Report the count of lines that carry the string "title", and add nothing.

Figure record listings:
--- START ---
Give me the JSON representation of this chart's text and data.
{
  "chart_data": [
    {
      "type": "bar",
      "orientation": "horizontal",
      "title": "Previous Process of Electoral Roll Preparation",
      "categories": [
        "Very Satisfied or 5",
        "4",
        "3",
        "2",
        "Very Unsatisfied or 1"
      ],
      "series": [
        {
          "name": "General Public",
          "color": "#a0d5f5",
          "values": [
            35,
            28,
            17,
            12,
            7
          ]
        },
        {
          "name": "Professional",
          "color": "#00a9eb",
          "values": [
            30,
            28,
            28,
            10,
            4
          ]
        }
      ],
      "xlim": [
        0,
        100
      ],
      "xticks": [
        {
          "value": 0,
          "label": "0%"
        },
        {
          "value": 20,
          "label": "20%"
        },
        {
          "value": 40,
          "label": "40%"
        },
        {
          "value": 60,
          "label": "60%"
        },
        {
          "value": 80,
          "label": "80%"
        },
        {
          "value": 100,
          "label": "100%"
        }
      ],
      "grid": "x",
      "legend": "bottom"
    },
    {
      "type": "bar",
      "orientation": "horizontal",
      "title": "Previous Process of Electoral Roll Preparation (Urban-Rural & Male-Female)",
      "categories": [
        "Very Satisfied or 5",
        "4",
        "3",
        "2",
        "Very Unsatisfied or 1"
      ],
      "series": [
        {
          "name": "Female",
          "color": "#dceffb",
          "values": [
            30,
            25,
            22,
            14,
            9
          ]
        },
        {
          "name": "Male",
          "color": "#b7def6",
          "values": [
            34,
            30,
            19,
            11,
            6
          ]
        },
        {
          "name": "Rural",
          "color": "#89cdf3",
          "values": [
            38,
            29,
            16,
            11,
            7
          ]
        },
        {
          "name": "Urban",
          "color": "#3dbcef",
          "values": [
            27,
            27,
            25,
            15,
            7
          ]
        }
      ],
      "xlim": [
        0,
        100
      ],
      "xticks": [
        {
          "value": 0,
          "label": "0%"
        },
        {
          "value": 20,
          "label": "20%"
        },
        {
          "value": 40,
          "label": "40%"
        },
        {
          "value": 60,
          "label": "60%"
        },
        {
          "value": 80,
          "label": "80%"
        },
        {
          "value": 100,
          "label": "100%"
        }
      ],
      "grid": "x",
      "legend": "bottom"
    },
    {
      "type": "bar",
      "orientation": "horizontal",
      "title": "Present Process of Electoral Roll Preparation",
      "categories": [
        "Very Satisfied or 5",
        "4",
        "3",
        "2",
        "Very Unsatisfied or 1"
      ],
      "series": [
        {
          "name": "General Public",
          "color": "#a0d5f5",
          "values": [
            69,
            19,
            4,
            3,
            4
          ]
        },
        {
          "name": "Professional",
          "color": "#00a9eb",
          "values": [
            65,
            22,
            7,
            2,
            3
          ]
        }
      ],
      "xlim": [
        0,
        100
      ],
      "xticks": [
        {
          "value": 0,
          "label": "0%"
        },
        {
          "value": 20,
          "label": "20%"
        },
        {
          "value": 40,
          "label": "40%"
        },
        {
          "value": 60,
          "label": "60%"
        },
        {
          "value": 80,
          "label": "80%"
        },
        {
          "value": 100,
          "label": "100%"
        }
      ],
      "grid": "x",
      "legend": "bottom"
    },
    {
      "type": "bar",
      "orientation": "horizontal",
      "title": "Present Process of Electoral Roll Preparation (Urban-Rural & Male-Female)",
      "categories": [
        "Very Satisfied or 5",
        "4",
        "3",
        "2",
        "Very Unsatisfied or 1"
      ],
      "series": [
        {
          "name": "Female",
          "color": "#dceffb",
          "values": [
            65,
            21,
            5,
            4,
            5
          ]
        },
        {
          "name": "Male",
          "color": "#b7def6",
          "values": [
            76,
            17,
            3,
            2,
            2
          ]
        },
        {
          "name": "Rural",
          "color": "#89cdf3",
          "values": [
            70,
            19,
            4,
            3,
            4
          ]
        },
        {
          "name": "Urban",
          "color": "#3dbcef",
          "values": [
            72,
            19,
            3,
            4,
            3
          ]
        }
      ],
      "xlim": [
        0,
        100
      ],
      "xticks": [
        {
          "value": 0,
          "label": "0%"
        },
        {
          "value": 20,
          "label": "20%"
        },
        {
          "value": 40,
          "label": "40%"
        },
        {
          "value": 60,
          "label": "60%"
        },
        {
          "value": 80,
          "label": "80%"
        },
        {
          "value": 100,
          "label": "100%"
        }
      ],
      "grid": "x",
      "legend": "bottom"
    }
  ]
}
--- END ---
#### [Output for this task]
4